EXERCISE: In your copy, repeat the records exactly and leave out the pictures.

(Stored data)
########################################

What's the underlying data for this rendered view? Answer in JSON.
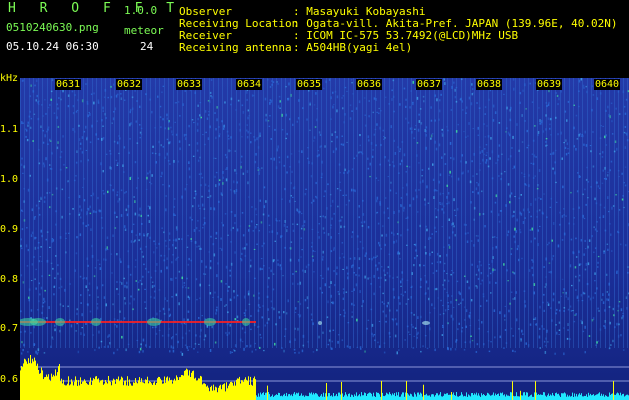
{
  "header": {
    "app_name": "H R O F F T",
    "version": "1.0.0",
    "filename": "0510240630.png",
    "meteor_label": "meteor",
    "datetime": "05.10.24 06:30",
    "meteor_count": "24"
  },
  "station": {
    "observer_label": "Observer",
    "observer_value": ": Masayuki Kobayashi",
    "location_label": "Receiving Location",
    "location_value": ": Ogata-vill. Akita-Pref. JAPAN (139.96E, 40.02N)",
    "receiver_label": "Receiver",
    "receiver_value": ": ICOM IC-575 53.7492(@LCD)MHz USB",
    "antenna_label": "Receiving antenna",
    "antenna_value": ": A504HB(yagi 4el)"
  },
  "spectrogram": {
    "unit_label": "kHz",
    "y_ticks": [
      "1.1",
      "1.0",
      "0.9",
      "0.8",
      "0.7",
      "0.6"
    ],
    "time_ticks": [
      "0631",
      "0632",
      "0633",
      "0634",
      "0635",
      "0636",
      "0637",
      "0638",
      "0639",
      "0640"
    ],
    "colors": {
      "background": "#1a2a9a",
      "noise": "#2a6ad8",
      "signal_hot": "#ff2020",
      "signal_warm": "#40e0a0",
      "power_yellow": "#ffff00",
      "power_cyan": "#20e8ff"
    }
  }
}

########################################

RESPONSE TO THE EXERCISE:
What's the underlying data for this rendered view? Answer in JSON.
{
  "header": {
    "app_name": "H R O F F T",
    "version": "1.0.0",
    "filename": "0510240630.png",
    "meteor_label": "meteor",
    "datetime": "05.10.24 06:30",
    "meteor_count": "24"
  },
  "station": {
    "observer_label": "Observer",
    "observer_value": ": Masayuki Kobayashi",
    "location_label": "Receiving Location",
    "location_value": ": Ogata-vill. Akita-Pref. JAPAN (139.96E, 40.02N)",
    "receiver_label": "Receiver",
    "receiver_value": ": ICOM IC-575 53.7492(@LCD)MHz USB",
    "antenna_label": "Receiving antenna",
    "antenna_value": ": A504HB(yagi 4el)"
  },
  "spectrogram": {
    "unit_label": "kHz",
    "y_ticks": [
      "1.1",
      "1.0",
      "0.9",
      "0.8",
      "0.7",
      "0.6"
    ],
    "time_ticks": [
      "0631",
      "0632",
      "0633",
      "0634",
      "0635",
      "0636",
      "0637",
      "0638",
      "0639",
      "0640"
    ],
    "colors": {
      "background": "#1a2a9a",
      "noise": "#2a6ad8",
      "signal_hot": "#ff2020",
      "signal_warm": "#40e0a0",
      "power_yellow": "#ffff00",
      "power_cyan": "#20e8ff"
    }
  }
}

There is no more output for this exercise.